BEGIN Data lines
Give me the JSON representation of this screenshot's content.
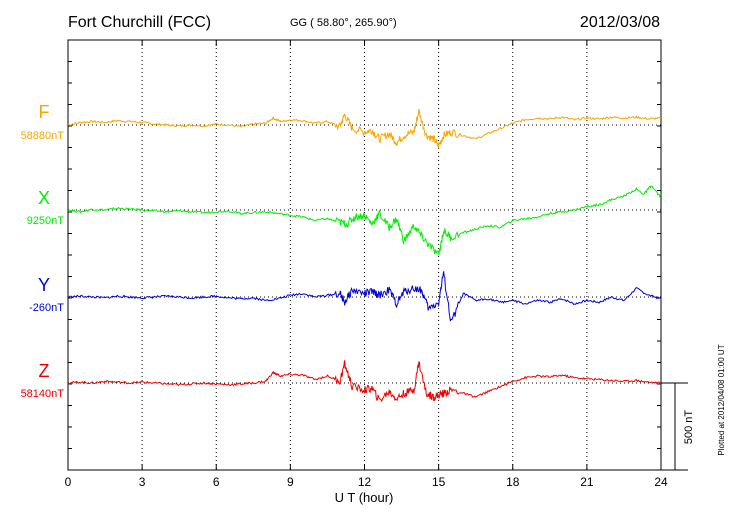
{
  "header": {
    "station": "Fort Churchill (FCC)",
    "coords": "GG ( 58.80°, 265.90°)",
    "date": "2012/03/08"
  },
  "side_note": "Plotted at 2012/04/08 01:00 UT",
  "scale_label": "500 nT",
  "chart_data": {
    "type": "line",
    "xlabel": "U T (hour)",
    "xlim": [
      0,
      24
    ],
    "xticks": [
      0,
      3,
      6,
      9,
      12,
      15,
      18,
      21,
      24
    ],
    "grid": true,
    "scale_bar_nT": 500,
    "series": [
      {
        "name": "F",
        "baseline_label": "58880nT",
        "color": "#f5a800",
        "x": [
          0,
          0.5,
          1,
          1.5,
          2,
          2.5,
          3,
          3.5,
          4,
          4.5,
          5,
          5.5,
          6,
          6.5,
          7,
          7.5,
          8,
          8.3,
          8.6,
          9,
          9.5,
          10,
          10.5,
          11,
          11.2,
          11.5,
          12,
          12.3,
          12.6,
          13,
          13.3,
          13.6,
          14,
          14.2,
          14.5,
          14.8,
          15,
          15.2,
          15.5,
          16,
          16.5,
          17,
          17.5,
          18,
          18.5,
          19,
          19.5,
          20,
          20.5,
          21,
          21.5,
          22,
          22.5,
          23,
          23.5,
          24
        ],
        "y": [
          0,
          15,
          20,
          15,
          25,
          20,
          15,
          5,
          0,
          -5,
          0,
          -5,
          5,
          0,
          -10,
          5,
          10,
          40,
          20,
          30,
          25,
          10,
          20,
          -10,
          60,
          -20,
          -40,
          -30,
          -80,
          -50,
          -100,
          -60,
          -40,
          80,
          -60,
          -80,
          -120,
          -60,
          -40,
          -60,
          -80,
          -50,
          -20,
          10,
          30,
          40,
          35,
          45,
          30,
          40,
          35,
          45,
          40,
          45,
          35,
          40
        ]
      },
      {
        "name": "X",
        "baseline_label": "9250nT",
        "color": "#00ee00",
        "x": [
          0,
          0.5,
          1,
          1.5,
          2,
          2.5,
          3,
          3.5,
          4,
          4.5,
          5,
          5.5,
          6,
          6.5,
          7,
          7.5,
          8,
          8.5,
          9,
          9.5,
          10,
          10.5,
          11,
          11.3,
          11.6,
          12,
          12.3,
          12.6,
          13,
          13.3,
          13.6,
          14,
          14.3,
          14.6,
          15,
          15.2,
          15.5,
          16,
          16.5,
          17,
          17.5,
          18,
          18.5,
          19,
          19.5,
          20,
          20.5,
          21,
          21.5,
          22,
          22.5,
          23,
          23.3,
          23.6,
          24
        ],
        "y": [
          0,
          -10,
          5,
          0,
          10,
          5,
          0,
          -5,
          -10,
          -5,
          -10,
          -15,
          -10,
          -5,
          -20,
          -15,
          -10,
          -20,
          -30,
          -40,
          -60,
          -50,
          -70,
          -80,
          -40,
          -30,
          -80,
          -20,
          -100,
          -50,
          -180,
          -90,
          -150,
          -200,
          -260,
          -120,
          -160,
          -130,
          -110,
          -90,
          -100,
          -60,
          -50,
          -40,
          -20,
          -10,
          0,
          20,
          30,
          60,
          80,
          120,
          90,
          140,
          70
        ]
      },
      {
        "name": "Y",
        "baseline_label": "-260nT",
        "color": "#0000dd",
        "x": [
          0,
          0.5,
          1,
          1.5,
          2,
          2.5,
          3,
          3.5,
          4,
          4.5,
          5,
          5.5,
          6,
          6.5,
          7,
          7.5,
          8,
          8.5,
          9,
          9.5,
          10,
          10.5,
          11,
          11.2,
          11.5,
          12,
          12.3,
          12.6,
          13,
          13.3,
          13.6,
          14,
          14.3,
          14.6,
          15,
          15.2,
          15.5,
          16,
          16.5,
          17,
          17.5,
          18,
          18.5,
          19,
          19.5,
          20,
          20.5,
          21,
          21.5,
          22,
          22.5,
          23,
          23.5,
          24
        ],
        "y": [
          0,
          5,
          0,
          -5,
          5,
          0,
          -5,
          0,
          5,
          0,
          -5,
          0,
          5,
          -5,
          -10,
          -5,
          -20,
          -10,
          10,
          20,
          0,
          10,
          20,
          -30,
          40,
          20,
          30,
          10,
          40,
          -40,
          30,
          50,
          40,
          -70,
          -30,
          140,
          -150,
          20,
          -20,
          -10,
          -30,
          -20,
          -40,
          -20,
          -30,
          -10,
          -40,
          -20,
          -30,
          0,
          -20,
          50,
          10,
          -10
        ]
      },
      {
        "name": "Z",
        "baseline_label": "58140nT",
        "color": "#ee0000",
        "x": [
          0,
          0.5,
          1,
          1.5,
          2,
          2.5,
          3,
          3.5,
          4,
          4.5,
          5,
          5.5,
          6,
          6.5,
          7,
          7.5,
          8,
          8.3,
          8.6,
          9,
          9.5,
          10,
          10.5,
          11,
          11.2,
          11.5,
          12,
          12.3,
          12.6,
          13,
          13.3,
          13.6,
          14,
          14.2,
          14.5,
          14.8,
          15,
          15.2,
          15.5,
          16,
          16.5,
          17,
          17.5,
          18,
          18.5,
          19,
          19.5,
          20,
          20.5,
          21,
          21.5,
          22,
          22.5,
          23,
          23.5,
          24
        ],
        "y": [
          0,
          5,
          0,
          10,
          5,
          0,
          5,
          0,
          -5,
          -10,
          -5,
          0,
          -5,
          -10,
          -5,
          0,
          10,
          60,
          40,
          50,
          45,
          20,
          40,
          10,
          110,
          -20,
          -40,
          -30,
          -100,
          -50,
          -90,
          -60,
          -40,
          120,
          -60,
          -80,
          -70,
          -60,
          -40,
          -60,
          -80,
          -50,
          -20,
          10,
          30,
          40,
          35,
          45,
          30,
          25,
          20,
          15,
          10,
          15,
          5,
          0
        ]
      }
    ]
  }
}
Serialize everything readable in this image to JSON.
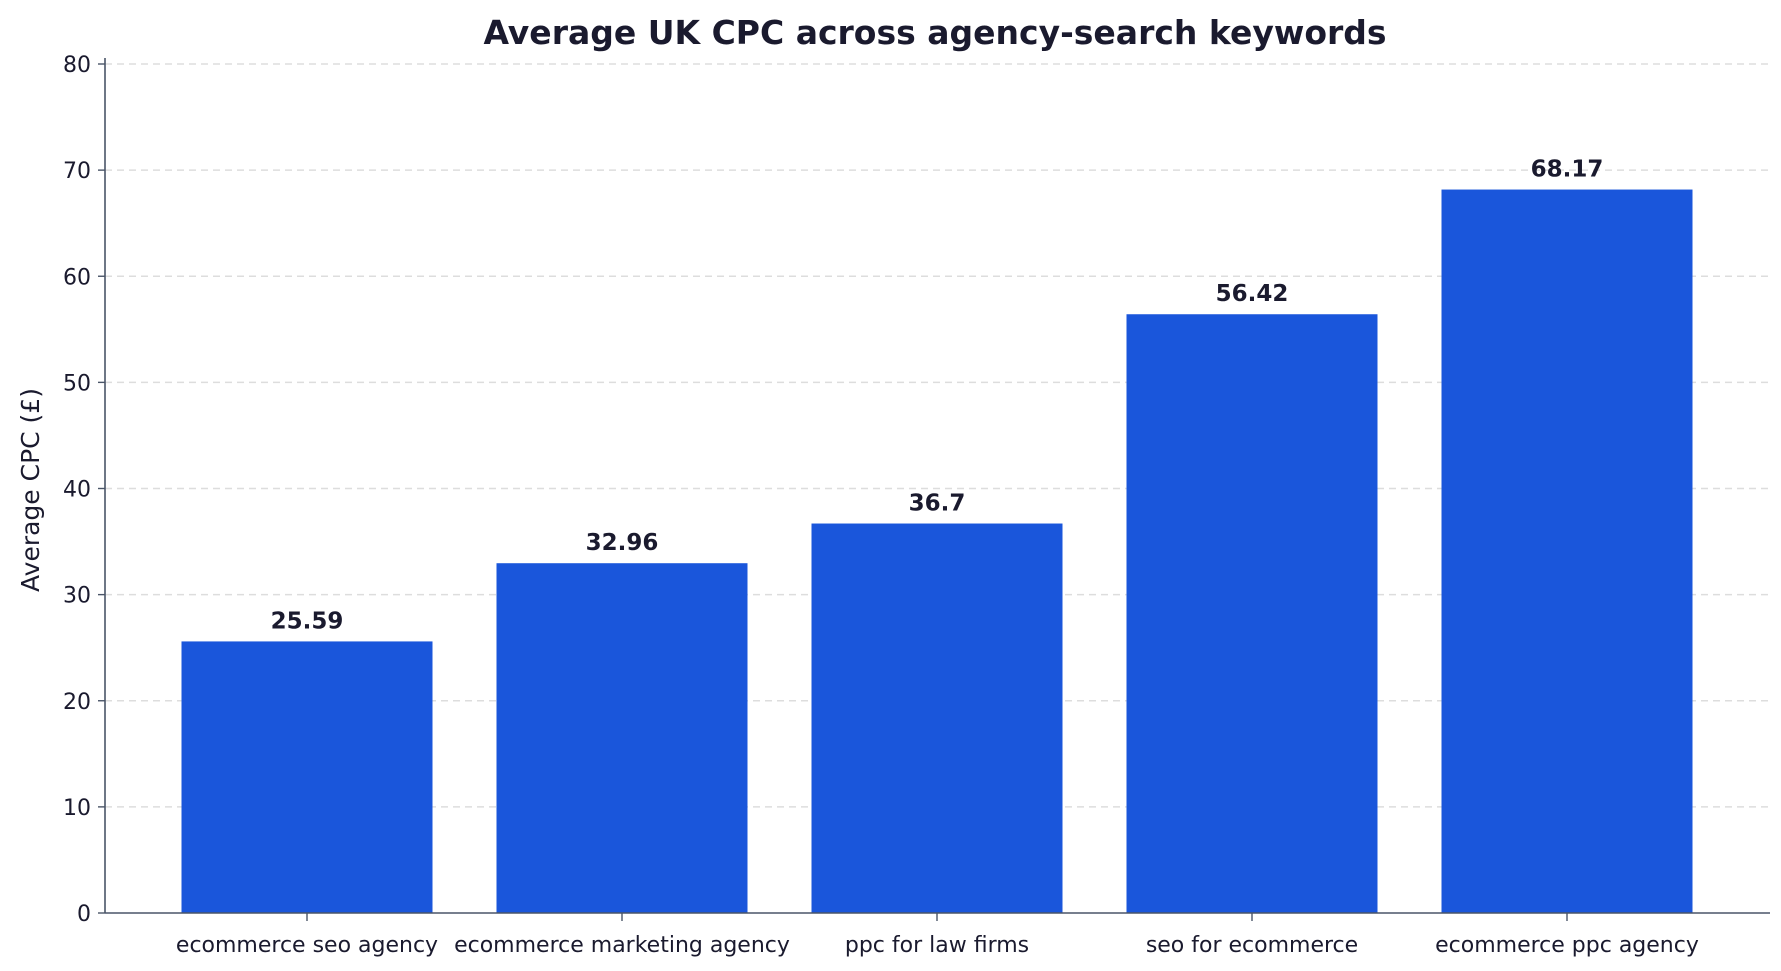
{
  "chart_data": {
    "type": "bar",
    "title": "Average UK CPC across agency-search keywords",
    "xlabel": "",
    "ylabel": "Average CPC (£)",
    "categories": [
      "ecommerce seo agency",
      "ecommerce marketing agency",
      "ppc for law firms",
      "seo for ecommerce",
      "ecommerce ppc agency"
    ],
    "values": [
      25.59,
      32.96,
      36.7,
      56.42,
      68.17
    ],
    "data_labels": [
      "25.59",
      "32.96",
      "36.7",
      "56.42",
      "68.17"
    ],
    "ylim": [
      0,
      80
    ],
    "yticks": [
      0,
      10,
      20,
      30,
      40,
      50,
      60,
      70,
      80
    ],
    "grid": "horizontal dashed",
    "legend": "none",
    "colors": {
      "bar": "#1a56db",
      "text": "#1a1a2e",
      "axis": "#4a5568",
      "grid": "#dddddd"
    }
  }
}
END Data lines
= Problem description =
Nothing but the lines from the line containing "Serialize everything readable" through the last line of the records above is to be extracted, exactly and with no pictures.

= Answer to this task =
Serialize everything readable in this image to JSON.
{
  "chart_data": {
    "type": "bar",
    "title": "Average UK CPC across agency-search keywords",
    "xlabel": "",
    "ylabel": "Average CPC (£)",
    "categories": [
      "ecommerce seo agency",
      "ecommerce marketing agency",
      "ppc for law firms",
      "seo for ecommerce",
      "ecommerce ppc agency"
    ],
    "values": [
      25.59,
      32.96,
      36.7,
      56.42,
      68.17
    ],
    "data_labels": [
      "25.59",
      "32.96",
      "36.7",
      "56.42",
      "68.17"
    ],
    "ylim": [
      0,
      80
    ],
    "yticks": [
      0,
      10,
      20,
      30,
      40,
      50,
      60,
      70,
      80
    ],
    "grid": "horizontal dashed",
    "legend": "none",
    "colors": {
      "bar": "#1a56db",
      "text": "#1a1a2e",
      "axis": "#4a5568",
      "grid": "#dddddd"
    }
  }
}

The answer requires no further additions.